■ **Collected data**:

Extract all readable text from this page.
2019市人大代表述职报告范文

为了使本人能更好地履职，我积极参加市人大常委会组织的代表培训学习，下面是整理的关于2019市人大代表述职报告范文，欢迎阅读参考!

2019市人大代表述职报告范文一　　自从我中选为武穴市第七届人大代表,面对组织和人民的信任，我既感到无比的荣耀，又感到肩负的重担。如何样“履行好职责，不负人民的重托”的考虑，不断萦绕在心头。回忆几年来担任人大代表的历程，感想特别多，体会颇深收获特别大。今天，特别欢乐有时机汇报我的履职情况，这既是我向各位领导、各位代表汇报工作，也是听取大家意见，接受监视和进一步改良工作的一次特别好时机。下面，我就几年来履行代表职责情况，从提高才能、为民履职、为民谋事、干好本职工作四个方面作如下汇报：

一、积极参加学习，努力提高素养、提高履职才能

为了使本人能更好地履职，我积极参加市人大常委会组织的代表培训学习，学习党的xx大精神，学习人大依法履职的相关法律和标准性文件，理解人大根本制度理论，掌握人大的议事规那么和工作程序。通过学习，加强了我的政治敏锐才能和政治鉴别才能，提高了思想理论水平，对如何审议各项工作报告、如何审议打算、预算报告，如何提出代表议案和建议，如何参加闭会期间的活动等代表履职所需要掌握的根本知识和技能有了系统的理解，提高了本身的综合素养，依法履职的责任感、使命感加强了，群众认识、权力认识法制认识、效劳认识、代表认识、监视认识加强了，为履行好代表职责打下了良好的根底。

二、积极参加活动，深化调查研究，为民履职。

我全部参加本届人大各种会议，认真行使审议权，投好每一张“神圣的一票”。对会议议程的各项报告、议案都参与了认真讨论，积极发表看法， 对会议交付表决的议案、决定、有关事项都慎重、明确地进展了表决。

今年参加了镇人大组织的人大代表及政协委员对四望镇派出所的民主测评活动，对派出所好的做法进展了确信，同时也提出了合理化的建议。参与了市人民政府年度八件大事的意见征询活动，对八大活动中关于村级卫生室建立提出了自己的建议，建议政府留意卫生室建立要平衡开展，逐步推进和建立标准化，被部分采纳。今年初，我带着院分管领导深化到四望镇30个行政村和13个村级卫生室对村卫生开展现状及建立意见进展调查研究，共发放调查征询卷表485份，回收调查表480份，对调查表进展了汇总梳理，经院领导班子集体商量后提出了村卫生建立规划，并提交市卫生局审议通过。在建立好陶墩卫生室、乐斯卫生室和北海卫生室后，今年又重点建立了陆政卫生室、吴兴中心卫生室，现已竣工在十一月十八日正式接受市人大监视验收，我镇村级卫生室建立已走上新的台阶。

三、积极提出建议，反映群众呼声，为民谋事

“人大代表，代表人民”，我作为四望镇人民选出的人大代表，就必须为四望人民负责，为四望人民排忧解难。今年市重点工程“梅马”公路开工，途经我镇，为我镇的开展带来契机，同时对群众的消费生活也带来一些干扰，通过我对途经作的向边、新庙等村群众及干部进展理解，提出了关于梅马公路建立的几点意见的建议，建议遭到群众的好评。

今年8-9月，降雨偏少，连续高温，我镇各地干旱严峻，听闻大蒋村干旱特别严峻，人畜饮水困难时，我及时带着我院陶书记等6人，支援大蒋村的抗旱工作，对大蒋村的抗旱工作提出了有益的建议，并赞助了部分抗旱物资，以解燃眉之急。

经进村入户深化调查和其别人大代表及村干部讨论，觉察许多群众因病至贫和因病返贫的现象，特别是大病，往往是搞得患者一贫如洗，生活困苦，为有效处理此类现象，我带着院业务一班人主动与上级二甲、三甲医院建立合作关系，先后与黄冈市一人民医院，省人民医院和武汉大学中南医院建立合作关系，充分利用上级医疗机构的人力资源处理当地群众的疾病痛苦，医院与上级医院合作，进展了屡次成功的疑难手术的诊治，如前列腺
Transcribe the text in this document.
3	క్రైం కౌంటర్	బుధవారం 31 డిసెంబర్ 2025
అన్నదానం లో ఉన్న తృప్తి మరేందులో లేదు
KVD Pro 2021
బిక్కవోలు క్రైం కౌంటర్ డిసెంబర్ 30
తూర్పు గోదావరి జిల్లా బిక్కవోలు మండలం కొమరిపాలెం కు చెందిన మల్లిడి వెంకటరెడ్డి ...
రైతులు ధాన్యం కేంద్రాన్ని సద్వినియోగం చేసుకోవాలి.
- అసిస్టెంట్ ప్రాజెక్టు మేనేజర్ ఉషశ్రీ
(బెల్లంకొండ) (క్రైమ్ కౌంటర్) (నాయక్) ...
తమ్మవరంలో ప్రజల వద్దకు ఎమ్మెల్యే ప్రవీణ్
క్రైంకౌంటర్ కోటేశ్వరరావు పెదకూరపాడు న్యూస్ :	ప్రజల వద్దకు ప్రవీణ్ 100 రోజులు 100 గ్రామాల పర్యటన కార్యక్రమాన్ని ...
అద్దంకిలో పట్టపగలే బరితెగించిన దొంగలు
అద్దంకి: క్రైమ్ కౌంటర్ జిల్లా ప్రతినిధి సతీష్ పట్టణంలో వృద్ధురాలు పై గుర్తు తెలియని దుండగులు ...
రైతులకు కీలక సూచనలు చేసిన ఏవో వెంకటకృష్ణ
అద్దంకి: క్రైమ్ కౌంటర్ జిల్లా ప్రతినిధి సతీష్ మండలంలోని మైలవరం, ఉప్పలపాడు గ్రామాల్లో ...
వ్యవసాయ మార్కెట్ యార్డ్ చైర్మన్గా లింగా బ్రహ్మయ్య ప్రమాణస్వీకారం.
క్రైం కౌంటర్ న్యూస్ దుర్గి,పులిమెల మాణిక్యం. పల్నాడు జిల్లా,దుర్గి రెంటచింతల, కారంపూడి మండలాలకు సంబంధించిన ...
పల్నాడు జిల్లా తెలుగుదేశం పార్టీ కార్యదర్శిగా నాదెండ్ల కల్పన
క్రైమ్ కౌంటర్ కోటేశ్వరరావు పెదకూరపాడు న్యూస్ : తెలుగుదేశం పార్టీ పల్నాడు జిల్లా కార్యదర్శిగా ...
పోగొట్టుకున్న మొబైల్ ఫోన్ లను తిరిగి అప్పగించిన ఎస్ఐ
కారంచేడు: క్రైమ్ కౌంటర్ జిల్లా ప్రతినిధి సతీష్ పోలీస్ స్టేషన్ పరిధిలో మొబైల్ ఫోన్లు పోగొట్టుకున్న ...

■ **EXERCISE**:
Extract all of the material exactly as it is written.

■ **FINISHED EXERCISE**:
Extract all readable text from this page.
2019市人大代表述职报告范文

为了使本人能更好地履职，我积极参加市人大常委会组织的代表培训学习，下面是整理的关于2019市人大代表述职报告范文，欢迎阅读参考!

2019市人大代表述职报告范文一　　自从我中选为武穴市第七届人大代表,面对组织和人民的信任，我既感到无比的荣耀，又感到肩负的重担。如何样“履行好职责，不负人民的重托”的考虑，不断萦绕在心头。回忆几年来担任人大代表的历程，感想特别多，体会颇深收获特别大。今天，特别欢乐有时机汇报我的履职情况，这既是我向各位领导、各位代表汇报工作，也是听取大家意见，接受监视和进一步改良工作的一次特别好时机。下面，我就几年来履行代表职责情况，从提高才能、为民履职、为民谋事、干好本职工作四个方面作如下汇报：

一、积极参加学习，努力提高素养、提高履职才能

为了使本人能更好地履职，我积极参加市人大常委会组织的代表培训学习，学习党的xx大精神，学习人大依法履职的相关法律和标准性文件，理解人大根本制度理论，掌握人大的议事规那么和工作程序。通过学习，加强了我的政治敏锐才能和政治鉴别才能，提高了思想理论水平，对如何审议各项工作报告、如何审议打算、预算报告，如何提出代表议案和建议，如何参加闭会期间的活动等代表履职所需要掌握的根本知识和技能有了系统的理解，提高了本身的综合素养，依法履职的责任感、使命感加强了，群众认识、权力认识法制认识、效劳认识、代表认识、监视认识加强了，为履行好代表职责打下了良好的根底。

二、积极参加活动，深化调查研究，为民履职。

我全部参加本届人大各种会议，认真行使审议权，投好每一张“神圣的一票”。对会议议程的各项报告、议案都参与了认真讨论，积极发表看法， 对会议交付表决的议案、决定、有关事项都慎重、明确地进展了表决。

今年参加了镇人大组织的人大代表及政协委员对四望镇派出所的民主测评活动，对派出所好的做法进展了确信，同时也提出了合理化的建议。参与了市人民政府年度八件大事的意见征询活动，对八大活动中关于村级卫生室建立提出了自己的建议，建议政府留意卫生室建立要平衡开展，逐步推进和建立标准化，被部分采纳。今年初，我带着院分管领导深化到四望镇30个行政村和13个村级卫生室对村卫生开展现状及建立意见进展调查研究，共发放调查征询卷表485份，回收调查表480份，对调查表进展了汇总梳理，经院领导班子集体商量后提出了村卫生建立规划，并提交市卫生局审议通过。在建立好陶墩卫生室、乐斯卫生室和北海卫生室后，今年又重点建立了陆政卫生室、吴兴中心卫生室，现已竣工在十一月十八日正式接受市人大监视验收，我镇村级卫生室建立已走上新的台阶。

三、积极提出建议，反映群众呼声，为民谋事

“人大代表，代表人民”，我作为四望镇人民选出的人大代表，就必须为四望人民负责，为四望人民排忧解难。今年市重点工程“梅马”公路开工，途经我镇，为我镇的开展带来契机，同时对群众的消费生活也带来一些干扰，通过我对途经作的向边、新庙等村群众及干部进展理解，提出了关于梅马公路建立的几点意见的建议，建议遭到群众的好评。

今年8-9月，降雨偏少，连续高温，我镇各地干旱严峻，听闻大蒋村干旱特别严峻，人畜饮水困难时，我及时带着我院陶书记等6人，支援大蒋村的抗旱工作，对大蒋村的抗旱工作提出了有益的建议，并赞助了部分抗旱物资，以解燃眉之急。

经进村入户深化调查和其别人大代表及村干部讨论，觉察许多群众因病至贫和因病返贫的现象，特别是大病，往往是搞得患者一贫如洗，生活困苦，为有效处理此类现象，我带着院业务一班人主动与上级二甲、三甲医院建立合作关系，先后与黄冈市一人民医院，省人民医院和武汉大学中南医院建立合作关系，充分利用上级医疗机构的人力资源处理当地群众的疾病痛苦，医院与上级医院合作，进展了屡次成功的疑难手术的诊治，如前列腺
Transcribe the text in this document.
3	క్రైం కౌంటర్	బుధవారం 31 డిసెంబర్ 2025
అన్నదానం లో ఉన్న తృప్తి మరేందులో లేదు
KVD Pro 2021
బిక్కవోలు క్రైం కౌంటర్ డిసెంబర్ 30
తూర్పు గోదావరి జిల్లా బిక్కవోలు మండలం కొమరిపాలెం కు చెందిన మల్లిడి వెంకటరెడ్డి ...
రైతులు ధాన్యం కేంద్రాన్ని సద్వినియోగం చేసుకోవాలి.
- అసిస్టెంట్ ప్రాజెక్టు మేనేజర్ ఉషశ్రీ
(బెల్లంకొండ) (క్రైమ్ కౌంటర్) (నాయక్) ...
తమ్మవరంలో ప్రజల వద్దకు ఎమ్మెల్యే ప్రవీణ్
క్రైంకౌంటర్ కోటేశ్వరరావు పెదకూరపాడు న్యూస్ :	ప్రజల వద్దకు ప్రవీణ్ 100 రోజులు 100 గ్రామాల పర్యటన కార్యక్రమాన్ని ...
అద్దంకిలో పట్టపగలే బరితెగించిన దొంగలు
అద్దంకి: క్రైమ్ కౌంటర్ జిల్లా ప్రతినిధి సతీష్ పట్టణంలో వృద్ధురాలు పై గుర్తు తెలియని దుండగులు ...
రైతులకు కీలక సూచనలు చేసిన ఏవో వెంకటకృష్ణ
అద్దంకి: క్రైమ్ కౌంటర్ జిల్లా ప్రతినిధి సతీష్ మండలంలోని మైలవరం, ఉప్పలపాడు గ్రామాల్లో ...
వ్యవసాయ మార్కెట్ యార్డ్ చైర్మన్గా లింగా బ్రహ్మయ్య ప్రమాణస్వీకారం.
క్రైం కౌంటర్ న్యూస్ దుర్గి,పులిమెల మాణిక్యం. పల్నాడు జిల్లా,దుర్గి రెంటచింతల, కారంపూడి మండలాలకు సంబంధించిన ...
పల్నాడు జిల్లా తెలుగుదేశం పార్టీ కార్యదర్శిగా నాదెండ్ల కల్పన
క్రైమ్ కౌంటర్ కోటేశ్వరరావు పెదకూరపాడు న్యూస్ : తెలుగుదేశం పార్టీ పల్నాడు జిల్లా కార్యదర్శిగా ...
పోగొట్టుకున్న మొబైల్ ఫోన్ లను తిరిగి అప్పగించిన ఎస్ఐ
కారంచేడు: క్రైమ్ కౌంటర్ జిల్లా ప్రతినిధి సతీష్ పోలీస్ స్టేషన్ పరిధిలో మొబైల్ ఫోన్లు పోగొట్టుకున్న ...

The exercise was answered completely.